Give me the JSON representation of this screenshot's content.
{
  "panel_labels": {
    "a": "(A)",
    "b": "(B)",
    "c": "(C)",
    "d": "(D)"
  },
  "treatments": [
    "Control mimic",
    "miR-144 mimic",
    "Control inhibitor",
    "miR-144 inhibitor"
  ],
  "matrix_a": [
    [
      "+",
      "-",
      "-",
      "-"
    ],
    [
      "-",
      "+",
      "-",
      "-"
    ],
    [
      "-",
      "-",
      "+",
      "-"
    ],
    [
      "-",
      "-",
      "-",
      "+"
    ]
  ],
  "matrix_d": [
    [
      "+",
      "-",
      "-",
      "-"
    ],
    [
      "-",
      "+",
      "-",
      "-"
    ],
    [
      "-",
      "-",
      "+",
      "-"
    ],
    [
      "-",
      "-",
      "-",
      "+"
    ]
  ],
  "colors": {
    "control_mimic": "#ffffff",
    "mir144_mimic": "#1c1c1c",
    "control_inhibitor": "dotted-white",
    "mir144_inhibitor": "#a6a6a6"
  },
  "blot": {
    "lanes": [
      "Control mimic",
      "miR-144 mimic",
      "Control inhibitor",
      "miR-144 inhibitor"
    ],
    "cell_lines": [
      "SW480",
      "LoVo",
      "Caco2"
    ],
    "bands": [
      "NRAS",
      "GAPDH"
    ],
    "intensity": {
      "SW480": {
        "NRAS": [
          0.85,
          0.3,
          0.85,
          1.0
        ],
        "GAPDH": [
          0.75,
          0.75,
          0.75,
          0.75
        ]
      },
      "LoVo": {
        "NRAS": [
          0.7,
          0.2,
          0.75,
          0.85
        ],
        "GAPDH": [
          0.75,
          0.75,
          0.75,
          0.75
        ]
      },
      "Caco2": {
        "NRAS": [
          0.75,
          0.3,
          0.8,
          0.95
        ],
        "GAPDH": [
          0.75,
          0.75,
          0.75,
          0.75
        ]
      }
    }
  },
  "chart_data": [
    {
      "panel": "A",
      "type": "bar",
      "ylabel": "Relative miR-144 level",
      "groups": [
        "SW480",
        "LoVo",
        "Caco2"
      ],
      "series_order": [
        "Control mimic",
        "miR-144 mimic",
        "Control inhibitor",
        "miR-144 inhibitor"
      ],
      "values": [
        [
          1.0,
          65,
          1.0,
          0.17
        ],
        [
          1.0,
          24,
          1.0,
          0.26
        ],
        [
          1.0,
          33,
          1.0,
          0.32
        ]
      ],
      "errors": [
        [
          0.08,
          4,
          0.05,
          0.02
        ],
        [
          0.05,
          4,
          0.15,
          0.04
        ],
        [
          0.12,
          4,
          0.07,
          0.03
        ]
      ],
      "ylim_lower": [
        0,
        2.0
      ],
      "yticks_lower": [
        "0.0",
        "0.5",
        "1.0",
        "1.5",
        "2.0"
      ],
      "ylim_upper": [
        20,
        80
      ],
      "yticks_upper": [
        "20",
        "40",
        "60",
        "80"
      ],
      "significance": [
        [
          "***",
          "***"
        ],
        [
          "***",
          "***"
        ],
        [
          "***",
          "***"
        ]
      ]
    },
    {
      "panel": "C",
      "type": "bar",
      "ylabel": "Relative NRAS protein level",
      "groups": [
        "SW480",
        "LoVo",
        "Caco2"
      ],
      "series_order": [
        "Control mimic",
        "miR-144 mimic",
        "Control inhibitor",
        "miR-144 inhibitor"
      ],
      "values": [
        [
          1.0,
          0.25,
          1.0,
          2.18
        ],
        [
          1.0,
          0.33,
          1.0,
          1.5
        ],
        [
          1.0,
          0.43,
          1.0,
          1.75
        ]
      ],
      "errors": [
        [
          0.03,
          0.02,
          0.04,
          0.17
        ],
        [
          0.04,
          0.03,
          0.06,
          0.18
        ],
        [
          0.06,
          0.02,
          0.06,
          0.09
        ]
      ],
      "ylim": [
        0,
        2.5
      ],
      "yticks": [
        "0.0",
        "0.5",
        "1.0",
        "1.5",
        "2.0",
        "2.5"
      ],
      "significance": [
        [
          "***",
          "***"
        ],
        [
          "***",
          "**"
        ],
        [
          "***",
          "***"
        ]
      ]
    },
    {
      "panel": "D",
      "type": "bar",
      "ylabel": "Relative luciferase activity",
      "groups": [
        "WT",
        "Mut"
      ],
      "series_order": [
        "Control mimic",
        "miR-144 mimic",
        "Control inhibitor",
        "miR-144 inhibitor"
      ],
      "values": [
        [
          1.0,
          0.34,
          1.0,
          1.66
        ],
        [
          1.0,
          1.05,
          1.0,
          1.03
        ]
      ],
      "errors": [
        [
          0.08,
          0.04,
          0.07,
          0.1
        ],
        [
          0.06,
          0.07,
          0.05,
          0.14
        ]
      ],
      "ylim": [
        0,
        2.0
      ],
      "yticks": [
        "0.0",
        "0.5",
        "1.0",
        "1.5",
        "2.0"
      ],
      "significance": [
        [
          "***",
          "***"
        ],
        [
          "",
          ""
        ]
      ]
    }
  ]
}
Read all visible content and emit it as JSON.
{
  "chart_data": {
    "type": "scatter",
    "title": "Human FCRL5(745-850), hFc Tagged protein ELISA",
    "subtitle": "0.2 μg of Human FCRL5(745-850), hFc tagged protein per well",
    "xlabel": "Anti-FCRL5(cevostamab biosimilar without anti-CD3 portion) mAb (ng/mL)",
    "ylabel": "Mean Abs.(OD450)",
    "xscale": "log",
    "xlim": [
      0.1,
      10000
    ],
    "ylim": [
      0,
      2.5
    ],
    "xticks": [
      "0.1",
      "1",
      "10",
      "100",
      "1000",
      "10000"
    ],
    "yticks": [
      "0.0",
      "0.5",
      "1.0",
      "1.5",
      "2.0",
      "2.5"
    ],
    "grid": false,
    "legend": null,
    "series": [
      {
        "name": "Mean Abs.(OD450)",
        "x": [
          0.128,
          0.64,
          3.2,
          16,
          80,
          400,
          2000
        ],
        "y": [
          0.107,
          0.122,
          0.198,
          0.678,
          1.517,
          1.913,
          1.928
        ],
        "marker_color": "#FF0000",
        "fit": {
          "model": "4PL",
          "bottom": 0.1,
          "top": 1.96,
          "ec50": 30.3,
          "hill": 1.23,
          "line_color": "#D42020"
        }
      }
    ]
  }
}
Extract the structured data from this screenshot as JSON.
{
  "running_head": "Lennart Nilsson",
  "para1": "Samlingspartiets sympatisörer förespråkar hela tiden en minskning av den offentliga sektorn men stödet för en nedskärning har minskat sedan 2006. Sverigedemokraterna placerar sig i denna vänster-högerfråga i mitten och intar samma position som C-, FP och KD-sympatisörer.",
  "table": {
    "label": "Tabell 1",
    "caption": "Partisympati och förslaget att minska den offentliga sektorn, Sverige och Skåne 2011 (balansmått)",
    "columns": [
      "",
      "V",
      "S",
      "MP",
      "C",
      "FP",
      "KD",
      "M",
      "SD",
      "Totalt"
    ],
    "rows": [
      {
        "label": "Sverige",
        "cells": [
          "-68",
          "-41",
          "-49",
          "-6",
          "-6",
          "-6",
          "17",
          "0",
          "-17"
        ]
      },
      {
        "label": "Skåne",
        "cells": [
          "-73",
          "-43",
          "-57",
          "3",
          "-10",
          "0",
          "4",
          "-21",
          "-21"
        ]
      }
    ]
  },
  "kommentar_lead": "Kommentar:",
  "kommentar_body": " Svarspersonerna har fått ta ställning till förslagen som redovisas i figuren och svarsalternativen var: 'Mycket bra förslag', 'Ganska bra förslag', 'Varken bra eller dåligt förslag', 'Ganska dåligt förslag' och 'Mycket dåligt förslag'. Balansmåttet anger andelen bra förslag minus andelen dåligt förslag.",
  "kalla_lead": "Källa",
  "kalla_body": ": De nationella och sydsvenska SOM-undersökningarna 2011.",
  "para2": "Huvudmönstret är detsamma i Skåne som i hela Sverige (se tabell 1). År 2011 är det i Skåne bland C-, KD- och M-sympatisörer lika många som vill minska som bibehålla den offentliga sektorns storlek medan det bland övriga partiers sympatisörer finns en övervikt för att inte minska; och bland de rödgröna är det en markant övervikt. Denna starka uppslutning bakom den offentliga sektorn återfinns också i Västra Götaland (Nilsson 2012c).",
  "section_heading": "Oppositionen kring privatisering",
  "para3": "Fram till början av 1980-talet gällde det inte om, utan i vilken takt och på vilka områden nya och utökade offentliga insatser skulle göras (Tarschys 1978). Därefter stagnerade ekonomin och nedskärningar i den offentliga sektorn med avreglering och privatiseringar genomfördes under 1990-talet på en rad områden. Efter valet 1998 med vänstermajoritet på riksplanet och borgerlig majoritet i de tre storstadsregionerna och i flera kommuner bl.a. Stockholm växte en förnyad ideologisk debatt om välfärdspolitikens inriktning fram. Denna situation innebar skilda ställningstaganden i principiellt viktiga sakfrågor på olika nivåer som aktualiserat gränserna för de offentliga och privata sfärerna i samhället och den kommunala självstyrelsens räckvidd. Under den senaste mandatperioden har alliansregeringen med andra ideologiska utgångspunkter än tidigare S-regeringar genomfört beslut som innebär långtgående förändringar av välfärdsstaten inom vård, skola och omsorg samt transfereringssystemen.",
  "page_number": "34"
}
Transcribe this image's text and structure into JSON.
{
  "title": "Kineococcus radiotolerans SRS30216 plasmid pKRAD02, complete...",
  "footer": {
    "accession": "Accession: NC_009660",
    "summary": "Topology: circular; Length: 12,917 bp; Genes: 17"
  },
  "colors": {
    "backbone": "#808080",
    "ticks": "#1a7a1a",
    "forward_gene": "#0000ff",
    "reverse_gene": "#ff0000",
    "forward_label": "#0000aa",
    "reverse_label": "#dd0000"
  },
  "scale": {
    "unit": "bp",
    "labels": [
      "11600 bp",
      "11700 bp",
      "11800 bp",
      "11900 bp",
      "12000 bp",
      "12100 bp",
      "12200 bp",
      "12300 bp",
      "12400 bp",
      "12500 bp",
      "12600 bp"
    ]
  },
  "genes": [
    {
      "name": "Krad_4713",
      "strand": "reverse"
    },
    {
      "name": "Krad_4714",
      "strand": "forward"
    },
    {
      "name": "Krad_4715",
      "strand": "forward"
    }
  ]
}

Assigned task: State how many lines of the listing above include the word "Nilsson". Give nothing but the number.

Your response: 2